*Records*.
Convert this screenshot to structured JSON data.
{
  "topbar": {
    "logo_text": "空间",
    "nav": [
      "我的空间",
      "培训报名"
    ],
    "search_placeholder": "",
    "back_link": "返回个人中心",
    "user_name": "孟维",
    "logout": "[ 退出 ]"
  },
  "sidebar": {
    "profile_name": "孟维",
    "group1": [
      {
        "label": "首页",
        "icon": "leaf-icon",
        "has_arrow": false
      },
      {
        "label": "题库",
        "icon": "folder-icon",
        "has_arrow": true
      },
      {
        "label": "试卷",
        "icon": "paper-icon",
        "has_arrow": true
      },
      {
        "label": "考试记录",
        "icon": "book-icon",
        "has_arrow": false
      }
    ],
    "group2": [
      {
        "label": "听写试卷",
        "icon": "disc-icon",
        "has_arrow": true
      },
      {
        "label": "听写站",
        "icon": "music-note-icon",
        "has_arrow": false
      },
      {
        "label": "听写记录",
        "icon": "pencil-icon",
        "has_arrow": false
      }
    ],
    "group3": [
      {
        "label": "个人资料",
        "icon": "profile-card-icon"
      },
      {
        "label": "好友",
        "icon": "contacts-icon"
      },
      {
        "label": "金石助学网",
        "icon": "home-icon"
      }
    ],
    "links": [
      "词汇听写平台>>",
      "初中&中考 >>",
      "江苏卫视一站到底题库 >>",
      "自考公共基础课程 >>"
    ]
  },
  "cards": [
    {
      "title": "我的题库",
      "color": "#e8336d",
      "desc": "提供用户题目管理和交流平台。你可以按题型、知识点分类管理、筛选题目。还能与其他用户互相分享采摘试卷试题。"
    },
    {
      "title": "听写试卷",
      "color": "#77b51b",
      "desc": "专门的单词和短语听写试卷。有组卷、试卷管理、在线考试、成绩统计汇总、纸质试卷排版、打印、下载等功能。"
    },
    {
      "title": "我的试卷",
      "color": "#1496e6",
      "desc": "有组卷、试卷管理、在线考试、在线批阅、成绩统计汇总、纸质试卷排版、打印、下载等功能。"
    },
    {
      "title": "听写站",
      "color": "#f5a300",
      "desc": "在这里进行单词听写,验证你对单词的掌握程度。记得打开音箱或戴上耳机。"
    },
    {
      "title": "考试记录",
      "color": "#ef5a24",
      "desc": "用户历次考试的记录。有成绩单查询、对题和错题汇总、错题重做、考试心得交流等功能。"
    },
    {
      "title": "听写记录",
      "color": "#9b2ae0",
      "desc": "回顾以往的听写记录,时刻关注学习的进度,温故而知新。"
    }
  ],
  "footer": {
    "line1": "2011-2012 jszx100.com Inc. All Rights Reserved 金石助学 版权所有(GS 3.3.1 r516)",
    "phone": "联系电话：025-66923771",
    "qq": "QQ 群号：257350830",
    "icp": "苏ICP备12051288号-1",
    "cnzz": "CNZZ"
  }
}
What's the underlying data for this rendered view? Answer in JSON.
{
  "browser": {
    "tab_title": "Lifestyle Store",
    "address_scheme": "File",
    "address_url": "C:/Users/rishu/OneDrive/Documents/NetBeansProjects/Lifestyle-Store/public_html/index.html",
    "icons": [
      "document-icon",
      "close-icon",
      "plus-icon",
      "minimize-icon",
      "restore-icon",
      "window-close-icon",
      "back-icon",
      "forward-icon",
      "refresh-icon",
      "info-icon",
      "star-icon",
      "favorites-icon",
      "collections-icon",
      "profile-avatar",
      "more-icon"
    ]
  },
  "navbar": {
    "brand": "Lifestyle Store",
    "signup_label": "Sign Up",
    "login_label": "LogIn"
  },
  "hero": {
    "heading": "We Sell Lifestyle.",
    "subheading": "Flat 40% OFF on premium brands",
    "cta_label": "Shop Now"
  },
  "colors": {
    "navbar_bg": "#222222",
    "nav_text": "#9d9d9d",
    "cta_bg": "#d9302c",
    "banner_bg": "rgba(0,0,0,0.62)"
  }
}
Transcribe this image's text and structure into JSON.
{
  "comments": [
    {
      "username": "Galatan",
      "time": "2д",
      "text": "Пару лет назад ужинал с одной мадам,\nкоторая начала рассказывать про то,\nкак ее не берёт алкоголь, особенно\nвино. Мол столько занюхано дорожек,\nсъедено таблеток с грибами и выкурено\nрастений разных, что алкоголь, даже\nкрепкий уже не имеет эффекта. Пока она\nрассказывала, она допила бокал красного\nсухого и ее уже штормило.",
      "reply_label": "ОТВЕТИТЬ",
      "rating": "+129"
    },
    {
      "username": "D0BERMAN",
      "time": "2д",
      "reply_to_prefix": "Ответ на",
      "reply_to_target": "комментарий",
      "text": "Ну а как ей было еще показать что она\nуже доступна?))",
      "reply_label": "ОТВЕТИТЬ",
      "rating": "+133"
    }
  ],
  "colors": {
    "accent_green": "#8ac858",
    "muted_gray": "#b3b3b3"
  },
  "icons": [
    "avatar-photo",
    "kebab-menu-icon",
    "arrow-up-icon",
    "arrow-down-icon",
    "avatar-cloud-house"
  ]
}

*PROBLEM DETAILS*.
Copy each record from above without leaving any out.

*RESPONSE TO THE EXERCISE*.
Convert this screenshot to structured JSON data.
{
  "topbar": {
    "logo_text": "空间",
    "nav": [
      "我的空间",
      "培训报名"
    ],
    "search_placeholder": "",
    "back_link": "返回个人中心",
    "user_name": "孟维",
    "logout": "[ 退出 ]"
  },
  "sidebar": {
    "profile_name": "孟维",
    "group1": [
      {
        "label": "首页",
        "icon": "leaf-icon",
        "has_arrow": false
      },
      {
        "label": "题库",
        "icon": "folder-icon",
        "has_arrow": true
      },
      {
        "label": "试卷",
        "icon": "paper-icon",
        "has_arrow": true
      },
      {
        "label": "考试记录",
        "icon": "book-icon",
        "has_arrow": false
      }
    ],
    "group2": [
      {
        "label": "听写试卷",
        "icon": "disc-icon",
        "has_arrow": true
      },
      {
        "label": "听写站",
        "icon": "music-note-icon",
        "has_arrow": false
      },
      {
        "label": "听写记录",
        "icon": "pencil-icon",
        "has_arrow": false
      }
    ],
    "group3": [
      {
        "label": "个人资料",
        "icon": "profile-card-icon"
      },
      {
        "label": "好友",
        "icon": "contacts-icon"
      },
      {
        "label": "金石助学网",
        "icon": "home-icon"
      }
    ],
    "links": [
      "词汇听写平台>>",
      "初中&中考 >>",
      "江苏卫视一站到底题库 >>",
      "自考公共基础课程 >>"
    ]
  },
  "cards": [
    {
      "title": "我的题库",
      "color": "#e8336d",
      "desc": "提供用户题目管理和交流平台。你可以按题型、知识点分类管理、筛选题目。还能与其他用户互相分享采摘试卷试题。"
    },
    {
      "title": "听写试卷",
      "color": "#77b51b",
      "desc": "专门的单词和短语听写试卷。有组卷、试卷管理、在线考试、成绩统计汇总、纸质试卷排版、打印、下载等功能。"
    },
    {
      "title": "我的试卷",
      "color": "#1496e6",
      "desc": "有组卷、试卷管理、在线考试、在线批阅、成绩统计汇总、纸质试卷排版、打印、下载等功能。"
    },
    {
      "title": "听写站",
      "color": "#f5a300",
      "desc": "在这里进行单词听写,验证你对单词的掌握程度。记得打开音箱或戴上耳机。"
    },
    {
      "title": "考试记录",
      "color": "#ef5a24",
      "desc": "用户历次考试的记录。有成绩单查询、对题和错题汇总、错题重做、考试心得交流等功能。"
    },
    {
      "title": "听写记录",
      "color": "#9b2ae0",
      "desc": "回顾以往的听写记录,时刻关注学习的进度,温故而知新。"
    }
  ],
  "footer": {
    "line1": "2011-2012 jszx100.com Inc. All Rights Reserved 金石助学 版权所有(GS 3.3.1 r516)",
    "phone": "联系电话：025-66923771",
    "qq": "QQ 群号：257350830",
    "icp": "苏ICP备12051288号-1",
    "cnzz": "CNZZ"
  }
}
What's the underlying data for this rendered view? Answer in JSON.
{
  "browser": {
    "tab_title": "Lifestyle Store",
    "address_scheme": "File",
    "address_url": "C:/Users/rishu/OneDrive/Documents/NetBeansProjects/Lifestyle-Store/public_html/index.html",
    "icons": [
      "document-icon",
      "close-icon",
      "plus-icon",
      "minimize-icon",
      "restore-icon",
      "window-close-icon",
      "back-icon",
      "forward-icon",
      "refresh-icon",
      "info-icon",
      "star-icon",
      "favorites-icon",
      "collections-icon",
      "profile-avatar",
      "more-icon"
    ]
  },
  "navbar": {
    "brand": "Lifestyle Store",
    "signup_label": "Sign Up",
    "login_label": "LogIn"
  },
  "hero": {
    "heading": "We Sell Lifestyle.",
    "subheading": "Flat 40% OFF on premium brands",
    "cta_label": "Shop Now"
  },
  "colors": {
    "navbar_bg": "#222222",
    "nav_text": "#9d9d9d",
    "cta_bg": "#d9302c",
    "banner_bg": "rgba(0,0,0,0.62)"
  }
}
Transcribe this image's text and structure into JSON.
{
  "comments": [
    {
      "username": "Galatan",
      "time": "2д",
      "text": "Пару лет назад ужинал с одной мадам,\nкоторая начала рассказывать про то,\nкак ее не берёт алкоголь, особенно\nвино. Мол столько занюхано дорожек,\nсъедено таблеток с грибами и выкурено\nрастений разных, что алкоголь, даже\nкрепкий уже не имеет эффекта. Пока она\nрассказывала, она допила бокал красного\nсухого и ее уже штормило.",
      "reply_label": "ОТВЕТИТЬ",
      "rating": "+129"
    },
    {
      "username": "D0BERMAN",
      "time": "2д",
      "reply_to_prefix": "Ответ на",
      "reply_to_target": "комментарий",
      "text": "Ну а как ей было еще показать что она\nуже доступна?))",
      "reply_label": "ОТВЕТИТЬ",
      "rating": "+133"
    }
  ],
  "colors": {
    "accent_green": "#8ac858",
    "muted_gray": "#b3b3b3"
  },
  "icons": [
    "avatar-photo",
    "kebab-menu-icon",
    "arrow-up-icon",
    "arrow-down-icon",
    "avatar-cloud-house"
  ]
}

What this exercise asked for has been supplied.